>> Start

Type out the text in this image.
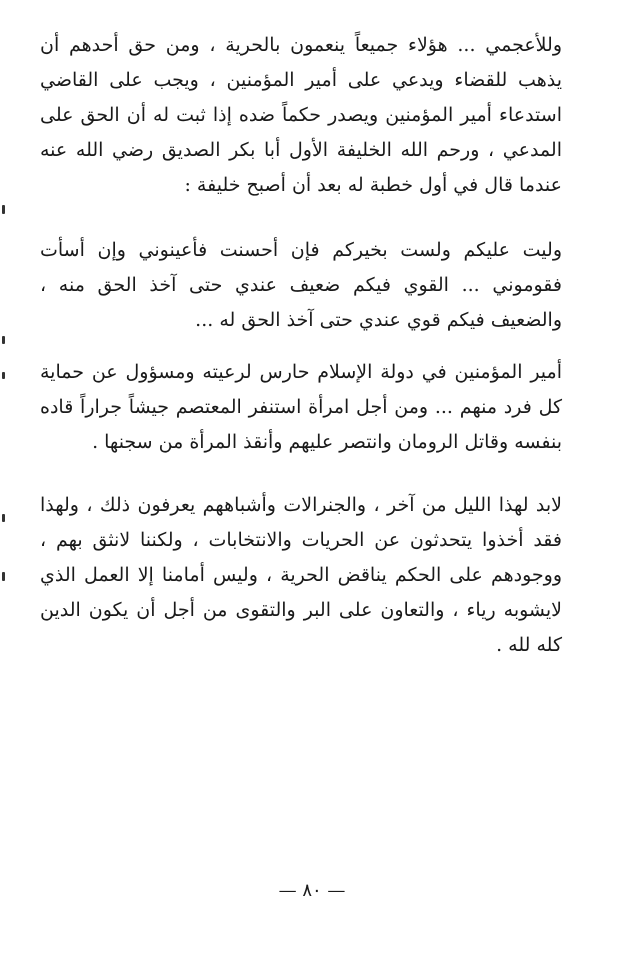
وللأعجمي ... هؤلاء جميعاً ينعمون بالحرية ، ومن حق أحدهم أن يذهب للقضاء ويدعي على أمير المؤمنين ، ويجب على القاضي استدعاء أمير المؤمنين ويصدر حكماً ضده إذا ثبت له أن الحق على المدعي ، ورحم الله الخليفة الأول أبا بكر الصديق رضي الله عنه عندما قال في أول خطبة له بعد أن أصبح خليفة :

وليت عليكم ولست بخيركم فإن أحسنت فأعينوني وإن أسأت فقوموني ... القوي فيكم ضعيف عندي حتى آخذ الحق منه ، والضعيف فيكم قوي عندي حتى آخذ الحق له ...

أمير المؤمنين في دولة الإسلام حارس لرعيته ومسؤول عن حماية كل فرد منهم ... ومن أجل امرأة استنفر المعتصم جيشاً جراراً قاده بنفسه وقاتل الرومان وانتصر عليهم وأنقذ المرأة من سجنها .

لابد لهذا الليل من آخر ، والجنرالات وأشباههم يعرفون ذلك ، ولهذا فقد أخذوا يتحدثون عن الحريات والانتخابات ، ولكننا لانثق بهم ، ووجودهم على الحكم يناقض الحرية ، وليس أمامنا إلا العمل الذي لايشوبه رياء ، والتعاون على البر والتقوى من أجل أن يكون الدين كله لله .

— ٨٠ —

>> End

WHAT IS EXPECTED:
The listing above must be printed again exactly, minus its pictures.

THE RESPONSE:
Type out the text in this image.
وللأعجمي ... هؤلاء جميعاً ينعمون بالحرية ، ومن حق أحدهم أن يذهب للقضاء ويدعي على أمير المؤمنين ، ويجب على القاضي استدعاء أمير المؤمنين ويصدر حكماً ضده إذا ثبت له أن الحق على المدعي ، ورحم الله الخليفة الأول أبا بكر الصديق رضي الله عنه عندما قال في أول خطبة له بعد أن أصبح خليفة :

وليت عليكم ولست بخيركم فإن أحسنت فأعينوني وإن أسأت فقوموني ... القوي فيكم ضعيف عندي حتى آخذ الحق منه ، والضعيف فيكم قوي عندي حتى آخذ الحق له ...

أمير المؤمنين في دولة الإسلام حارس لرعيته ومسؤول عن حماية كل فرد منهم ... ومن أجل امرأة استنفر المعتصم جيشاً جراراً قاده بنفسه وقاتل الرومان وانتصر عليهم وأنقذ المرأة من سجنها .

لابد لهذا الليل من آخر ، والجنرالات وأشباههم يعرفون ذلك ، ولهذا فقد أخذوا يتحدثون عن الحريات والانتخابات ، ولكننا لانثق بهم ، ووجودهم على الحكم يناقض الحرية ، وليس أمامنا إلا العمل الذي لايشوبه رياء ، والتعاون على البر والتقوى من أجل أن يكون الدين كله لله .

— ٨٠ —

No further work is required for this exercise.